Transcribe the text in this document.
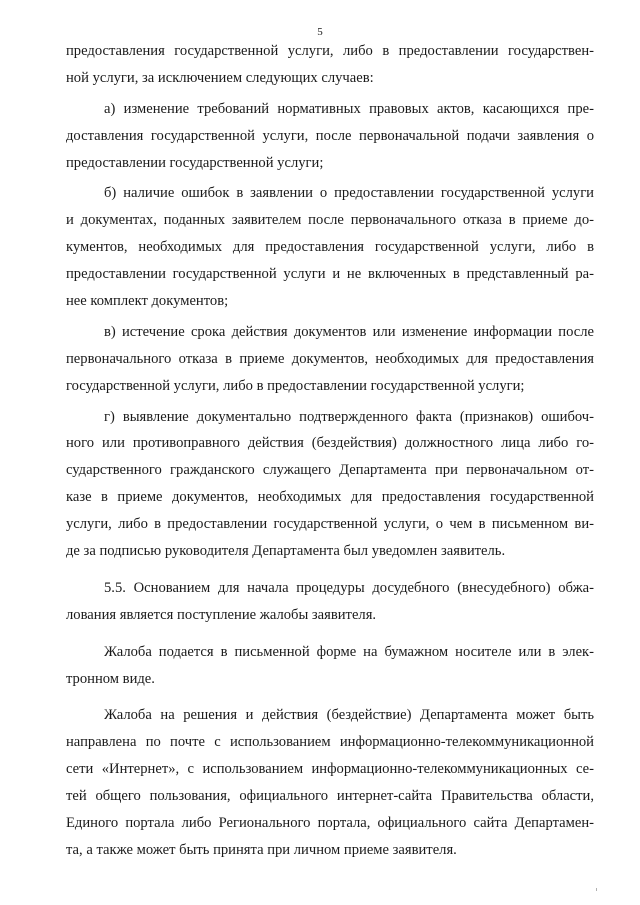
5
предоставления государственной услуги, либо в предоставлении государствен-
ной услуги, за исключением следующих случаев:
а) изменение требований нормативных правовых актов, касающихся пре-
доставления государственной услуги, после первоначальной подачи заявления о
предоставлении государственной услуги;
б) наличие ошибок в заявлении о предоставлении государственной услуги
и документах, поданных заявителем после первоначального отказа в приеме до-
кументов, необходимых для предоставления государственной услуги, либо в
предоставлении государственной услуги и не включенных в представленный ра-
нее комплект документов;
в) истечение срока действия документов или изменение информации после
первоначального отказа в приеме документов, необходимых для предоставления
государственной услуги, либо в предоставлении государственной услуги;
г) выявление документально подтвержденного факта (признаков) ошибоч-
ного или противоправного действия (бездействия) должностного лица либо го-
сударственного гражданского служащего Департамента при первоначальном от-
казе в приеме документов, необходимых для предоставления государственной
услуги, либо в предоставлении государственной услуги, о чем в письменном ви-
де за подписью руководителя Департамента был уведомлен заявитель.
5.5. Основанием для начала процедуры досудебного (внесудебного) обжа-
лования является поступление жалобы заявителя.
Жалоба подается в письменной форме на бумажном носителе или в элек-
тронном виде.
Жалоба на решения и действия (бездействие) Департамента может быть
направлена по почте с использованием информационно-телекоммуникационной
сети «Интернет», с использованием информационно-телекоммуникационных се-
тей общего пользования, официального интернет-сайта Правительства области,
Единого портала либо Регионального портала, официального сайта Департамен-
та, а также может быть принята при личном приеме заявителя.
+ + +
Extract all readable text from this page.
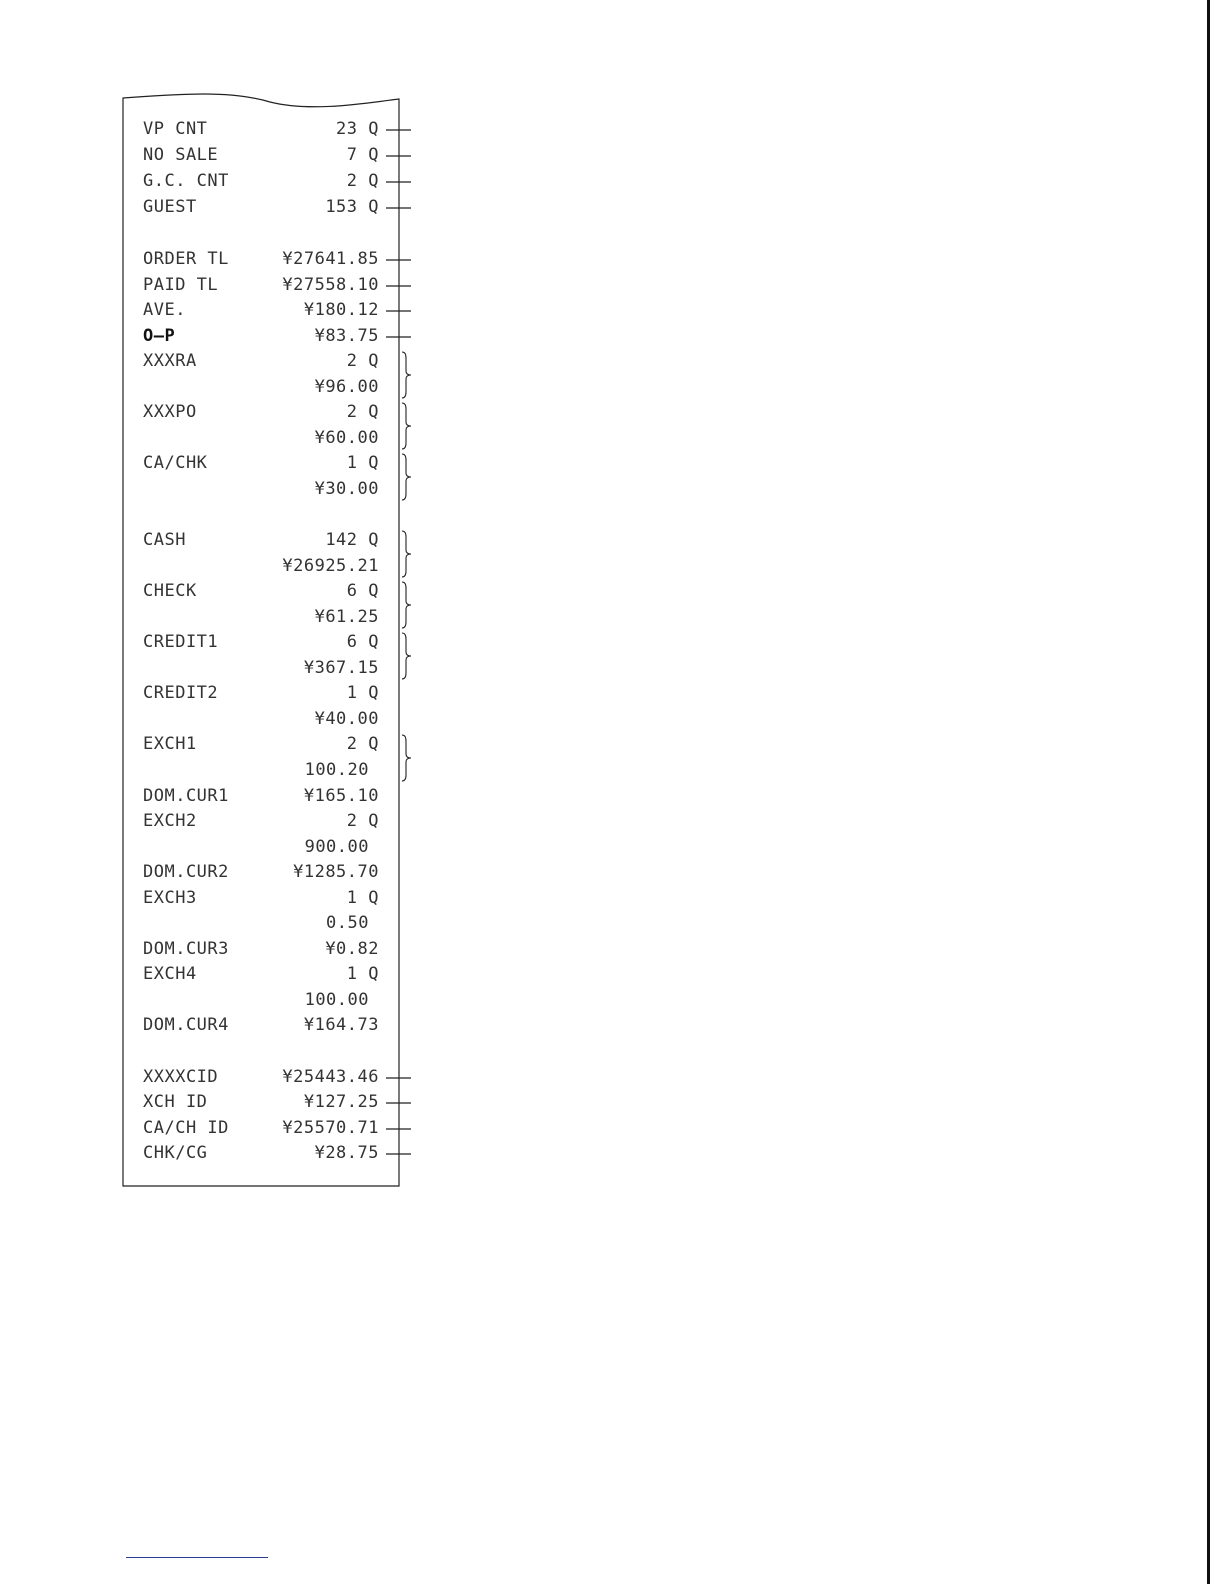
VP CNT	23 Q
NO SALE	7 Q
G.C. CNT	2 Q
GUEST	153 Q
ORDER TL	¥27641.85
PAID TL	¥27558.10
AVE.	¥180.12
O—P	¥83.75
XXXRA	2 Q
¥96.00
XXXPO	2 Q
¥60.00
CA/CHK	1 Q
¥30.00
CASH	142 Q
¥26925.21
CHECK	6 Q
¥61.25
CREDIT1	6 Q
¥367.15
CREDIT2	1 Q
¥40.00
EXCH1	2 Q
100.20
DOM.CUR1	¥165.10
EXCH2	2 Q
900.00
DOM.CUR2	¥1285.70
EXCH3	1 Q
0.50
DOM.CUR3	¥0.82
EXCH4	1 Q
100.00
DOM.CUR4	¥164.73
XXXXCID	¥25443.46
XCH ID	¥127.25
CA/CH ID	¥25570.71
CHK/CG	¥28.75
+ + +
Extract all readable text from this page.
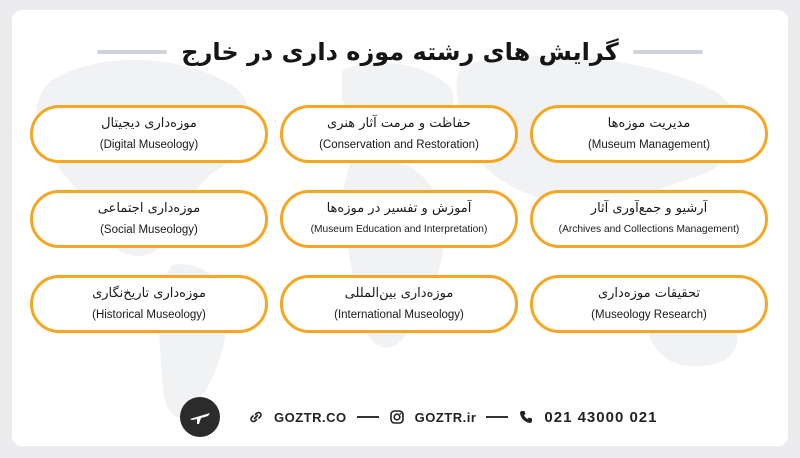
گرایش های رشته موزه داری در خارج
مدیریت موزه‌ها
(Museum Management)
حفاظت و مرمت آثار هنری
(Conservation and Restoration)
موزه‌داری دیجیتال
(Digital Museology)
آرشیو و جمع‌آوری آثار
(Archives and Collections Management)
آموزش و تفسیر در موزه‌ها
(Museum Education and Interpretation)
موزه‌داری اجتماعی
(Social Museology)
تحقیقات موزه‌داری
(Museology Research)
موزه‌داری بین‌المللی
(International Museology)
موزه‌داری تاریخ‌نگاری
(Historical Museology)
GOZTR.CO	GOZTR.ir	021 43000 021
+ + +
● **What needs to be done**:
Scan the records above for the string "предоставления", then report every line that contains it.

● **Complete answer**:
предоставления государственной услуги, либо в предоставлении государствен-
кументов, необходимых для предоставления государственной услуги, либо в
первоначального отказа в приеме документов, необходимых для предоставления
казе в приеме документов, необходимых для предоставления государственной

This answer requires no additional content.